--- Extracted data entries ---
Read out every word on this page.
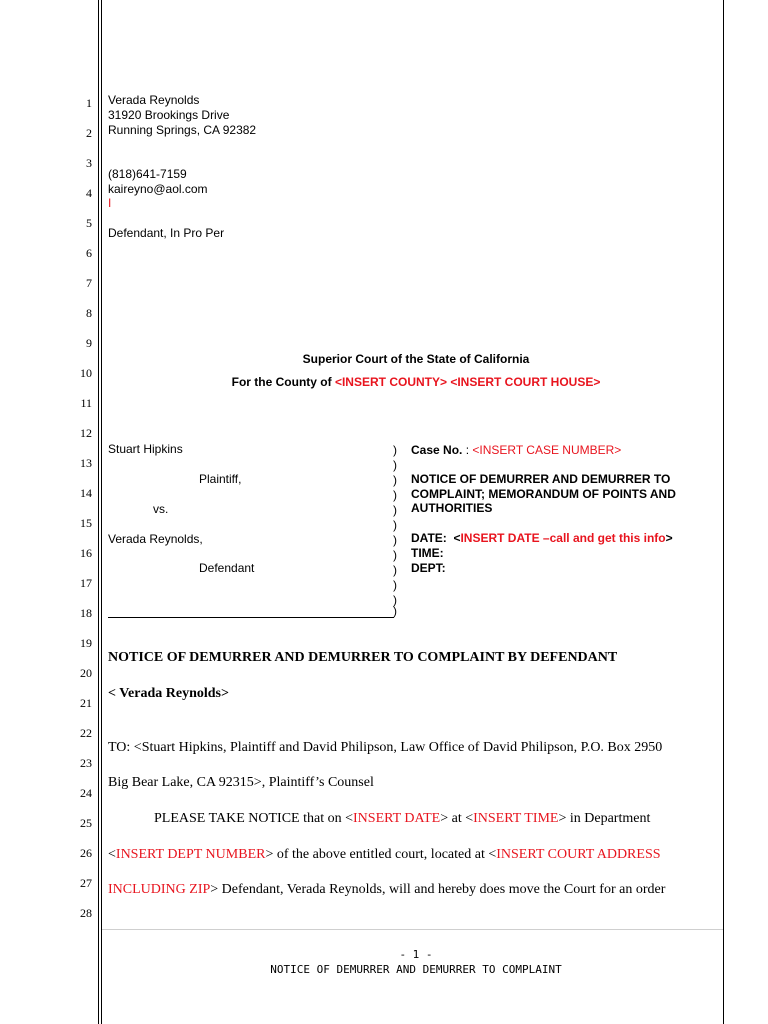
1
2
3
4
5
6
7
8
9
10
11
12
13
14
15
16
17
18
19
20
21
22
23
24
25
26
27
28
Verada Reynolds
31920 Brookings Drive
Running Springs, CA 92382
(818)641-7159
kaireyno@aol.com
I
Defendant, In Pro Per
Superior Court of the State of California
For the County of <INSERT COUNTY> <INSERT COURT HOUSE>
Stuart Hipkins
Plaintiff,
vs.
Verada Reynolds,
Defendant
)
)
)
)
)
)
)
)
)
)
)
)
Case No. : <INSERT CASE NUMBER>
NOTICE OF DEMURRER AND DEMURRER TO
COMPLAINT; MEMORANDUM OF POINTS AND
AUTHORITIES
DATE: <INSERT DATE –call and get this info>
TIME:
DEPT:
NOTICE OF DEMURRER AND DEMURRER TO COMPLAINT BY DEFENDANT
< Verada Reynolds>
TO: <Stuart Hipkins, Plaintiff and David Philipson, Law Office of David Philipson, P.O. Box 2950
Big Bear Lake, CA 92315>, Plaintiff’s Counsel
PLEASE TAKE NOTICE that on <INSERT DATE> at <INSERT TIME> in Department
<INSERT DEPT NUMBER> of the above entitled court, located at <INSERT COURT ADDRESS
INCLUDING ZIP> Defendant, Verada Reynolds, will and hereby does move the Court for an order
- 1 -
NOTICE OF DEMURRER AND DEMURRER TO COMPLAINT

--- EXERCISE TASK ---
Provide the number of lines in the data above that contain the string "DATE", and nothing else.

--- CORRECT ANSWER ---
2